◆ Supplied records:
——————

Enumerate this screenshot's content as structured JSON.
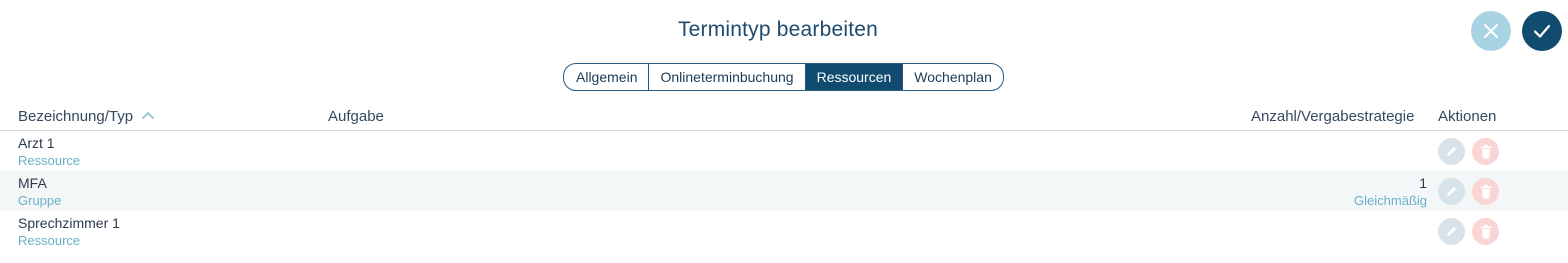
{
  "header": {
    "title": "Termintyp bearbeiten"
  },
  "tabs": [
    {
      "label": "Allgemein",
      "active": false
    },
    {
      "label": "Onlineterminbuchung",
      "active": false
    },
    {
      "label": "Ressourcen",
      "active": true
    },
    {
      "label": "Wochenplan",
      "active": false
    }
  ],
  "table": {
    "columns": {
      "name": "Bezeichnung/Typ",
      "task": "Aufgabe",
      "count": "Anzahl/Vergabestrategie",
      "actions": "Aktionen"
    },
    "sort": {
      "column": "name",
      "direction": "ascending",
      "icon": "chevron-up-icon"
    },
    "rows": [
      {
        "name": "Arzt 1",
        "type": "Ressource",
        "task": "",
        "count": "",
        "strategy": ""
      },
      {
        "name": "MFA",
        "type": "Gruppe",
        "task": "",
        "count": "1",
        "strategy": "Gleichmäßig"
      },
      {
        "name": "Sprechzimmer 1",
        "type": "Ressource",
        "task": "",
        "count": "",
        "strategy": ""
      }
    ]
  },
  "icons": {
    "cancel": "close-icon",
    "confirm": "check-icon",
    "edit": "pencil-icon",
    "delete": "trash-icon"
  },
  "colors": {
    "primary": "#124b70",
    "cancel_button": "#a8d3e3",
    "subtext": "#6ab0c8",
    "edit_button": "#d7e3e8",
    "delete_button": "#fbd5d6",
    "row_alt": "#f4f7f8"
  }
}
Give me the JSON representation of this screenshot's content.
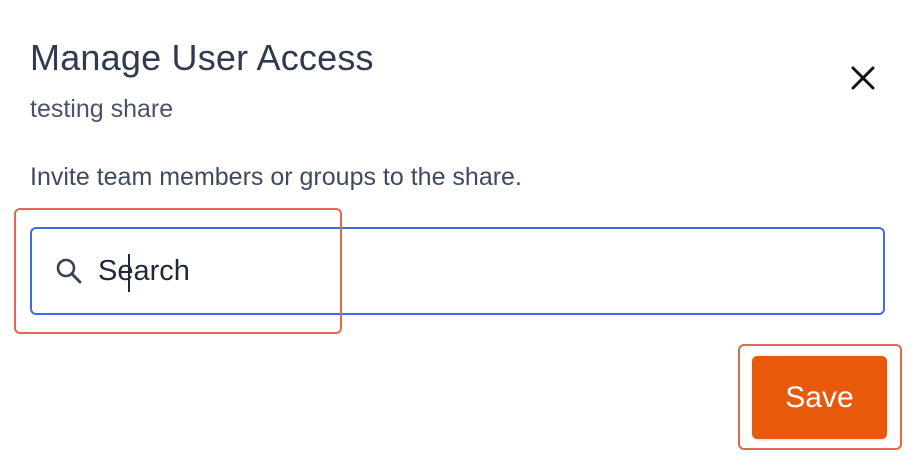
{
  "dialog": {
    "title": "Manage User Access",
    "subtitle": "testing share",
    "description": "Invite team members or groups to the share.",
    "close_icon": "close-icon"
  },
  "search": {
    "placeholder": "Search",
    "value": "",
    "icon": "search-icon",
    "border_color": "#3d6fd9"
  },
  "actions": {
    "save_label": "Save",
    "save_color": "#e8590c"
  },
  "annotations": {
    "highlight_color": "#e8664a"
  }
}
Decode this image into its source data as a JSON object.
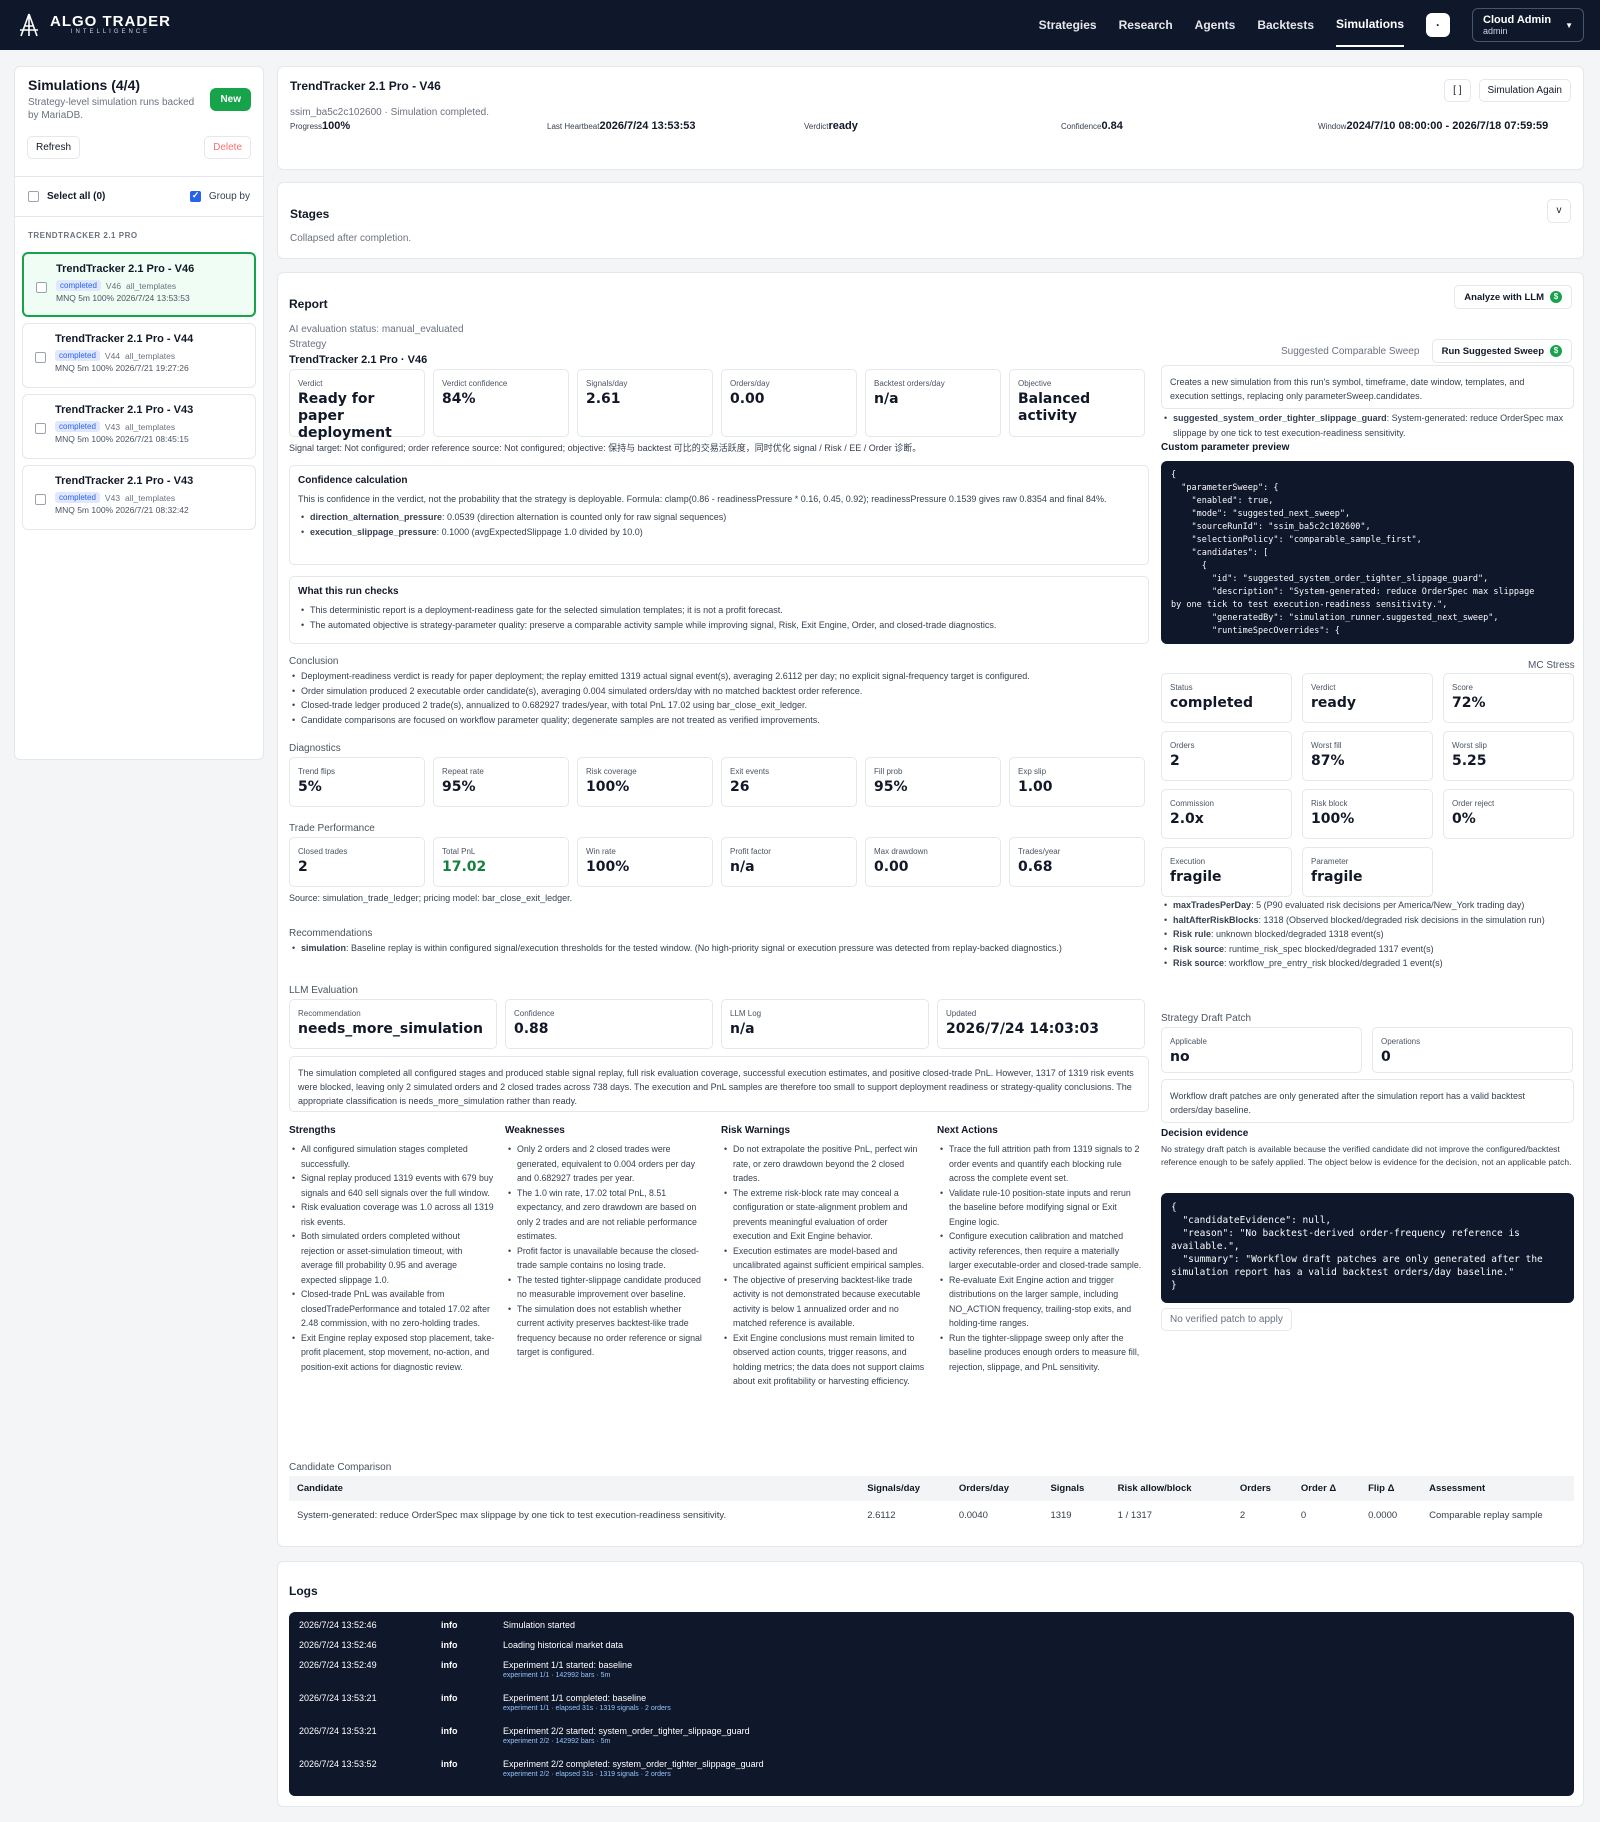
{
  "app": {
    "brand": "ALGO TRADER",
    "brand_sub": "INTELLIGENCE"
  },
  "nav": [
    "Strategies",
    "Research",
    "Agents",
    "Backtests",
    "Simulations"
  ],
  "nav_dot": "·",
  "user": {
    "name": "Cloud Admin",
    "role": "admin"
  },
  "sidebar": {
    "title": "Simulations (4/4)",
    "subtitle": "Strategy-level simulation runs backed by MariaDB.",
    "new": "New",
    "refresh": "Refresh",
    "delete": "Delete",
    "select_all": "Select all (0)",
    "group_by": "Group by",
    "group": "TRENDTRACKER 2.1 PRO",
    "items": [
      {
        "title": "TrendTracker 2.1 Pro - V46",
        "status": "completed",
        "ver": "V46",
        "tpl": "all_templates",
        "line": "MNQ  5m  100%  2026/7/24 13:53:53"
      },
      {
        "title": "TrendTracker 2.1 Pro - V44",
        "status": "completed",
        "ver": "V44",
        "tpl": "all_templates",
        "line": "MNQ  5m  100%  2026/7/21 19:27:26"
      },
      {
        "title": "TrendTracker 2.1 Pro - V43",
        "status": "completed",
        "ver": "V43",
        "tpl": "all_templates",
        "line": "MNQ  5m  100%  2026/7/21 08:45:15"
      },
      {
        "title": "TrendTracker 2.1 Pro - V43",
        "status": "completed",
        "ver": "V43",
        "tpl": "all_templates",
        "line": "MNQ  5m  100%  2026/7/21 08:32:42"
      }
    ]
  },
  "header": {
    "title": "TrendTracker 2.1 Pro - V46",
    "run": "ssim_ba5c2c102600 · Simulation completed.",
    "progress_lbl": "Progress",
    "progress": "100%",
    "hb_lbl": "Last Heartbeat",
    "hb": "2026/7/24 13:53:53",
    "verdict_lbl": "Verdict",
    "verdict": "ready",
    "conf_lbl": "Confidence",
    "conf": "0.84",
    "window_lbl": "Window",
    "window": "2024/7/10 08:00:00 - 2026/7/18 07:59:59",
    "expand": "[ ]",
    "again": "Simulation Again"
  },
  "stages": {
    "title": "Stages",
    "note": "Collapsed after completion.",
    "toggle": "v"
  },
  "report": {
    "title": "Report",
    "analyze": "Analyze with LLM",
    "analyze_icon": "$",
    "eval_status": "AI evaluation status: manual_evaluated",
    "strategy_lbl": "Strategy",
    "strategy": "TrendTracker 2.1 Pro · V46",
    "kpis": [
      {
        "l": "Verdict",
        "v": "Ready for paper deployment"
      },
      {
        "l": "Verdict confidence",
        "v": "84%"
      },
      {
        "l": "Signals/day",
        "v": "2.61"
      },
      {
        "l": "Orders/day",
        "v": "0.00"
      },
      {
        "l": "Backtest orders/day",
        "v": "n/a"
      },
      {
        "l": "Objective",
        "v": "Balanced activity"
      }
    ],
    "signal_target": "Signal target: Not configured; order reference source: Not configured; objective: 保持与 backtest 可比的交易活跃度，同时优化 signal / Risk / EE / Order 诊断。",
    "conf_calc": {
      "title": "Confidence calculation",
      "text": "This is confidence in the verdict, not the probability that the strategy is deployable. Formula: clamp(0.86 - readinessPressure * 0.16, 0.45, 0.92); readinessPressure 0.1539 gives raw 0.8354 and final 84%.",
      "items": [
        {
          "k": "direction_alternation_pressure",
          "v": ": 0.0539 (direction alternation is counted only for raw signal sequences)"
        },
        {
          "k": "execution_slippage_pressure",
          "v": ": 0.1000 (avgExpectedSlippage 1.0 divided by 10.0)"
        }
      ]
    },
    "checks": {
      "title": "What this run checks",
      "items": [
        "This deterministic report is a deployment-readiness gate for the selected simulation templates; it is not a profit forecast.",
        "The automated objective is strategy-parameter quality: preserve a comparable activity sample while improving signal, Risk, Exit Engine, Order, and closed-trade diagnostics."
      ]
    },
    "conclusion_lbl": "Conclusion",
    "conclusion": [
      "Deployment-readiness verdict is ready for paper deployment; the replay emitted 1319 actual signal event(s), averaging 2.6112 per day; no explicit signal-frequency target is configured.",
      "Order simulation produced 2 executable order candidate(s), averaging 0.004 simulated orders/day with no matched backtest order reference.",
      "Closed-trade ledger produced 2 trade(s), annualized to 0.682927 trades/year, with total PnL 17.02 using bar_close_exit_ledger.",
      "Candidate comparisons are focused on workflow parameter quality; degenerate samples are not treated as verified improvements."
    ],
    "diag_lbl": "Diagnostics",
    "diag": [
      {
        "l": "Trend flips",
        "v": "5%"
      },
      {
        "l": "Repeat rate",
        "v": "95%"
      },
      {
        "l": "Risk coverage",
        "v": "100%"
      },
      {
        "l": "Exit events",
        "v": "26"
      },
      {
        "l": "Fill prob",
        "v": "95%"
      },
      {
        "l": "Exp slip",
        "v": "1.00"
      }
    ],
    "trade_lbl": "Trade Performance",
    "trade": [
      {
        "l": "Closed trades",
        "v": "2"
      },
      {
        "l": "Total PnL",
        "v": "17.02"
      },
      {
        "l": "Win rate",
        "v": "100%"
      },
      {
        "l": "Profit factor",
        "v": "n/a"
      },
      {
        "l": "Max drawdown",
        "v": "0.00"
      },
      {
        "l": "Trades/year",
        "v": "0.68"
      }
    ],
    "source": "Source: simulation_trade_ledger; pricing model: bar_close_exit_ledger.",
    "rec_lbl": "Recommendations",
    "rec_k": "simulation",
    "rec_v": ": Baseline replay is within configured signal/execution thresholds for the tested window. (No high-priority signal or execution pressure was detected from replay-backed diagnostics.)",
    "llm_lbl": "LLM Evaluation",
    "llm": [
      {
        "l": "Recommendation",
        "v": "needs_more_simulation"
      },
      {
        "l": "Confidence",
        "v": "0.88"
      },
      {
        "l": "LLM Log",
        "v": "n/a"
      },
      {
        "l": "Updated",
        "v": "2026/7/24 14:03:03"
      }
    ],
    "llm_text": "The simulation completed all configured stages and produced stable signal replay, full risk evaluation coverage, successful execution estimates, and positive closed-trade PnL. However, 1317 of 1319 risk events were blocked, leaving only 2 simulated orders and 2 closed trades across 738 days. The execution and PnL samples are therefore too small to support deployment readiness or strategy-quality conclusions. The appropriate classification is needs_more_simulation rather than ready.",
    "cols": [
      {
        "t": "Strengths",
        "items": [
          "All configured simulation stages completed successfully.",
          "Signal replay produced 1319 events with 679 buy signals and 640 sell signals over the full window.",
          "Risk evaluation coverage was 1.0 across all 1319 risk events.",
          "Both simulated orders completed without rejection or asset-simulation timeout, with average fill probability 0.95 and average expected slippage 1.0.",
          "Closed-trade PnL was available from closedTradePerformance and totaled 17.02 after 2.48 commission, with no zero-holding trades.",
          "Exit Engine replay exposed stop placement, take-profit placement, stop movement, no-action, and position-exit actions for diagnostic review."
        ]
      },
      {
        "t": "Weaknesses",
        "items": [
          "Only 2 orders and 2 closed trades were generated, equivalent to 0.004 orders per day and 0.682927 trades per year.",
          "The 1.0 win rate, 17.02 total PnL, 8.51 expectancy, and zero drawdown are based on only 2 trades and are not reliable performance estimates.",
          "Profit factor is unavailable because the closed-trade sample contains no losing trade.",
          "The tested tighter-slippage candidate produced no measurable improvement over baseline.",
          "The simulation does not establish whether current activity preserves backtest-like trade frequency because no order reference or signal target is configured."
        ]
      },
      {
        "t": "Risk Warnings",
        "items": [
          "Do not extrapolate the positive PnL, perfect win rate, or zero drawdown beyond the 2 closed trades.",
          "The extreme risk-block rate may conceal a configuration or state-alignment problem and prevents meaningful evaluation of order execution and Exit Engine behavior.",
          "Execution estimates are model-based and uncalibrated against sufficient empirical samples.",
          "The objective of preserving backtest-like trade activity is not demonstrated because executable activity is below 1 annualized order and no matched reference is available.",
          "Exit Engine conclusions must remain limited to observed action counts, trigger reasons, and holding metrics; the data does not support claims about exit profitability or harvesting efficiency."
        ]
      },
      {
        "t": "Next Actions",
        "items": [
          "Trace the full attrition path from 1319 signals to 2 order events and quantify each blocking rule across the complete event set.",
          "Validate rule-10 position-state inputs and rerun the baseline before modifying signal or Exit Engine logic.",
          "Configure execution calibration and matched activity references, then require a materially larger executable-order and closed-trade sample.",
          "Re-evaluate Exit Engine action and trigger distributions on the larger sample, including NO_ACTION frequency, trailing-stop exits, and holding-time ranges.",
          "Run the tighter-slippage sweep only after the baseline produces enough orders to measure fill, rejection, slippage, and PnL sensitivity."
        ]
      }
    ],
    "cand_lbl": "Candidate Comparison",
    "cand_head": [
      "Candidate",
      "Signals/day",
      "Orders/day",
      "Signals",
      "Risk allow/block",
      "Orders",
      "Order Δ",
      "Flip Δ",
      "Assessment"
    ],
    "cand_row": [
      "System-generated: reduce OrderSpec max slippage by one tick to test execution-readiness sensitivity.",
      "2.6112",
      "0.0040",
      "1319",
      "1 / 1317",
      "2",
      "0",
      "0.0000",
      "Comparable replay sample"
    ],
    "sweep_lbl": "Suggested Comparable Sweep",
    "sweep_btn": "Run Suggested Sweep",
    "sweep_icon": "$",
    "sweep_text": "Creates a new simulation from this run's symbol, timeframe, date window, templates, and execution settings, replacing only parameterSweep.candidates.",
    "sweep_k": "suggested_system_order_tighter_slippage_guard",
    "sweep_v": ": System-generated: reduce OrderSpec max slippage by one tick to test execution-readiness sensitivity.",
    "preview_lbl": "Custom parameter preview",
    "preview_code": "{\n  \"parameterSweep\": {\n    \"enabled\": true,\n    \"mode\": \"suggested_next_sweep\",\n    \"sourceRunId\": \"ssim_ba5c2c102600\",\n    \"selectionPolicy\": \"comparable_sample_first\",\n    \"candidates\": [\n      {\n        \"id\": \"suggested_system_order_tighter_slippage_guard\",\n        \"description\": \"System-generated: reduce OrderSpec max slippage\nby one tick to test execution-readiness sensitivity.\",\n        \"generatedBy\": \"simulation_runner.suggested_next_sweep\",\n        \"runtimeSpecOverrides\": {",
    "mc_lbl": "MC Stress",
    "mc": [
      {
        "l": "Status",
        "v": "completed"
      },
      {
        "l": "Verdict",
        "v": "ready"
      },
      {
        "l": "Score",
        "v": "72%"
      },
      {
        "l": "Orders",
        "v": "2"
      },
      {
        "l": "Worst fill",
        "v": "87%"
      },
      {
        "l": "Worst slip",
        "v": "5.25"
      },
      {
        "l": "Commission",
        "v": "2.0x"
      },
      {
        "l": "Risk block",
        "v": "100%"
      },
      {
        "l": "Order reject",
        "v": "0%"
      },
      {
        "l": "Execution",
        "v": "fragile"
      },
      {
        "l": "Parameter",
        "v": "fragile"
      }
    ],
    "mc_notes": [
      {
        "k": "maxTradesPerDay",
        "v": ": 5 (P90 evaluated risk decisions per America/New_York trading day)"
      },
      {
        "k": "haltAfterRiskBlocks",
        "v": ": 1318 (Observed blocked/degraded risk decisions in the simulation run)"
      },
      {
        "k": "Risk rule",
        "v": ": unknown blocked/degraded 1318 event(s)"
      },
      {
        "k": "Risk source",
        "v": ": runtime_risk_spec blocked/degraded 1317 event(s)"
      },
      {
        "k": "Risk source",
        "v": ": workflow_pre_entry_risk blocked/degraded 1 event(s)"
      }
    ],
    "patch_lbl": "Strategy Draft Patch",
    "patch": [
      {
        "l": "Applicable",
        "v": "no"
      },
      {
        "l": "Operations",
        "v": "0"
      }
    ],
    "patch_note": "Workflow draft patches are only generated after the simulation report has a valid backtest orders/day baseline.",
    "evidence_lbl": "Decision evidence",
    "evidence_text": "No strategy draft patch is available because the verified candidate did not improve the configured/backtest reference enough to be safely applied. The object below is evidence for the decision, not an applicable patch.",
    "evidence_code": "{\n  \"candidateEvidence\": null,\n  \"reason\": \"No backtest-derived order-frequency reference is\navailable.\",\n  \"summary\": \"Workflow draft patches are only generated after the\nsimulation report has a valid backtest orders/day baseline.\"\n}",
    "no_patch": "No verified patch to apply"
  },
  "logs": {
    "title": "Logs",
    "rows": [
      {
        "t": "2026/7/24 13:52:46",
        "lv": "info",
        "m": "Simulation started",
        "s": ""
      },
      {
        "t": "2026/7/24 13:52:46",
        "lv": "info",
        "m": "Loading historical market data",
        "s": ""
      },
      {
        "t": "2026/7/24 13:52:49",
        "lv": "info",
        "m": "Experiment 1/1 started: baseline",
        "s": "experiment 1/1 · 142992 bars · 5m"
      },
      {
        "t": "2026/7/24 13:53:21",
        "lv": "info",
        "m": "Experiment 1/1 completed: baseline",
        "s": "experiment 1/1 · elapsed 31s · 1319 signals · 2 orders"
      },
      {
        "t": "2026/7/24 13:53:21",
        "lv": "info",
        "m": "Experiment 2/2 started: system_order_tighter_slippage_guard",
        "s": "experiment 2/2 · 142992 bars · 5m"
      },
      {
        "t": "2026/7/24 13:53:52",
        "lv": "info",
        "m": "Experiment 2/2 completed: system_order_tighter_slippage_guard",
        "s": "experiment 2/2 · elapsed 31s · 1319 signals · 2 orders"
      }
    ]
  }
}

——————

◆ What you have to do: Which lines hold the word "conclusions"? Return all of them from the records above.

◆ Response:
    "llm_text": "The simulation completed all configured stages and produced stable signal replay, full risk evaluation coverage, successful execution estimates, and positive closed-trade PnL. However, 1317 of 1319 risk events were blocked, leaving only 2 simulated orders and 2 closed trades across 738 days. The execution and PnL samples are therefore too small to support deployment readiness or strategy-quality conclusions. The appropriate classification is needs_more_simulation rather than ready.",
          "Exit Engine conclusions must remain limited to observed action counts, trigger reasons, and holding metrics; the data does not support claims about exit profitability or harvesting efficiency."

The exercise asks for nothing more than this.